▶ _EXERCISE TASK_: Return the listing word for word, as given.

▶ _DATA SUPPLIED_:
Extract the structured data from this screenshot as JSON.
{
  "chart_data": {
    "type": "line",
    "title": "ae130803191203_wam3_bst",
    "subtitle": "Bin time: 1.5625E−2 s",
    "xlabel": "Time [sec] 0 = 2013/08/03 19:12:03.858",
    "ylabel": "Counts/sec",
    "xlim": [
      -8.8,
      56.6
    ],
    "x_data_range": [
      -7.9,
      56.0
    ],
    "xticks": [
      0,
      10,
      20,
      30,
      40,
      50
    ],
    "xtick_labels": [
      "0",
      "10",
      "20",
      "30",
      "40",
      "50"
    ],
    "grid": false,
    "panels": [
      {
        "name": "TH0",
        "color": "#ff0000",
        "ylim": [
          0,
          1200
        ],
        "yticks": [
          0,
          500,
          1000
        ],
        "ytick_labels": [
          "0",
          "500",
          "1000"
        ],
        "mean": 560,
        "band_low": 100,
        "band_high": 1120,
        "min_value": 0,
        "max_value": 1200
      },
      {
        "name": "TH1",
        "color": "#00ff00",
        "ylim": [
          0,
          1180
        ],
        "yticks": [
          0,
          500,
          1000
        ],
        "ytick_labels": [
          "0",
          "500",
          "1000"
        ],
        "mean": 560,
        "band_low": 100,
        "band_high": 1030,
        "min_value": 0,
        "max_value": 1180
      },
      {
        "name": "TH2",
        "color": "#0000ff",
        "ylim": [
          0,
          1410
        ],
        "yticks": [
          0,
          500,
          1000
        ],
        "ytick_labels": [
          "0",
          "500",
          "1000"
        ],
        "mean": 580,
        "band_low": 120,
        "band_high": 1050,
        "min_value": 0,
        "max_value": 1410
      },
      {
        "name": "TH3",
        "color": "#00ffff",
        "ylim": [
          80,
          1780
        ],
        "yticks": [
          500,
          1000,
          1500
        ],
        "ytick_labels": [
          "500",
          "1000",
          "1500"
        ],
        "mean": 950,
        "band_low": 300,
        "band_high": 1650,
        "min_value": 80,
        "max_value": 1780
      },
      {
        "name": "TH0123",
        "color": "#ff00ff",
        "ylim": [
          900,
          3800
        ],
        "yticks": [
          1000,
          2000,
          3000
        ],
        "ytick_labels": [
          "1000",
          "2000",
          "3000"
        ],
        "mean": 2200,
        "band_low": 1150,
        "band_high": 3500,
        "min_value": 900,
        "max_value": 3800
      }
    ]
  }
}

▶ _EXERCISE ANSWER_:
Extract the structured data from this screenshot as JSON.
{
  "chart_data": {
    "type": "line",
    "title": "ae130803191203_wam3_bst",
    "subtitle": "Bin time: 1.5625E−2 s",
    "xlabel": "Time [sec] 0 = 2013/08/03 19:12:03.858",
    "ylabel": "Counts/sec",
    "xlim": [
      -8.8,
      56.6
    ],
    "x_data_range": [
      -7.9,
      56.0
    ],
    "xticks": [
      0,
      10,
      20,
      30,
      40,
      50
    ],
    "xtick_labels": [
      "0",
      "10",
      "20",
      "30",
      "40",
      "50"
    ],
    "grid": false,
    "panels": [
      {
        "name": "TH0",
        "color": "#ff0000",
        "ylim": [
          0,
          1200
        ],
        "yticks": [
          0,
          500,
          1000
        ],
        "ytick_labels": [
          "0",
          "500",
          "1000"
        ],
        "mean": 560,
        "band_low": 100,
        "band_high": 1120,
        "min_value": 0,
        "max_value": 1200
      },
      {
        "name": "TH1",
        "color": "#00ff00",
        "ylim": [
          0,
          1180
        ],
        "yticks": [
          0,
          500,
          1000
        ],
        "ytick_labels": [
          "0",
          "500",
          "1000"
        ],
        "mean": 560,
        "band_low": 100,
        "band_high": 1030,
        "min_value": 0,
        "max_value": 1180
      },
      {
        "name": "TH2",
        "color": "#0000ff",
        "ylim": [
          0,
          1410
        ],
        "yticks": [
          0,
          500,
          1000
        ],
        "ytick_labels": [
          "0",
          "500",
          "1000"
        ],
        "mean": 580,
        "band_low": 120,
        "band_high": 1050,
        "min_value": 0,
        "max_value": 1410
      },
      {
        "name": "TH3",
        "color": "#00ffff",
        "ylim": [
          80,
          1780
        ],
        "yticks": [
          500,
          1000,
          1500
        ],
        "ytick_labels": [
          "500",
          "1000",
          "1500"
        ],
        "mean": 950,
        "band_low": 300,
        "band_high": 1650,
        "min_value": 80,
        "max_value": 1780
      },
      {
        "name": "TH0123",
        "color": "#ff00ff",
        "ylim": [
          900,
          3800
        ],
        "yticks": [
          1000,
          2000,
          3000
        ],
        "ytick_labels": [
          "1000",
          "2000",
          "3000"
        ],
        "mean": 2200,
        "band_low": 1150,
        "band_high": 3500,
        "min_value": 900,
        "max_value": 3800
      }
    ]
  }
}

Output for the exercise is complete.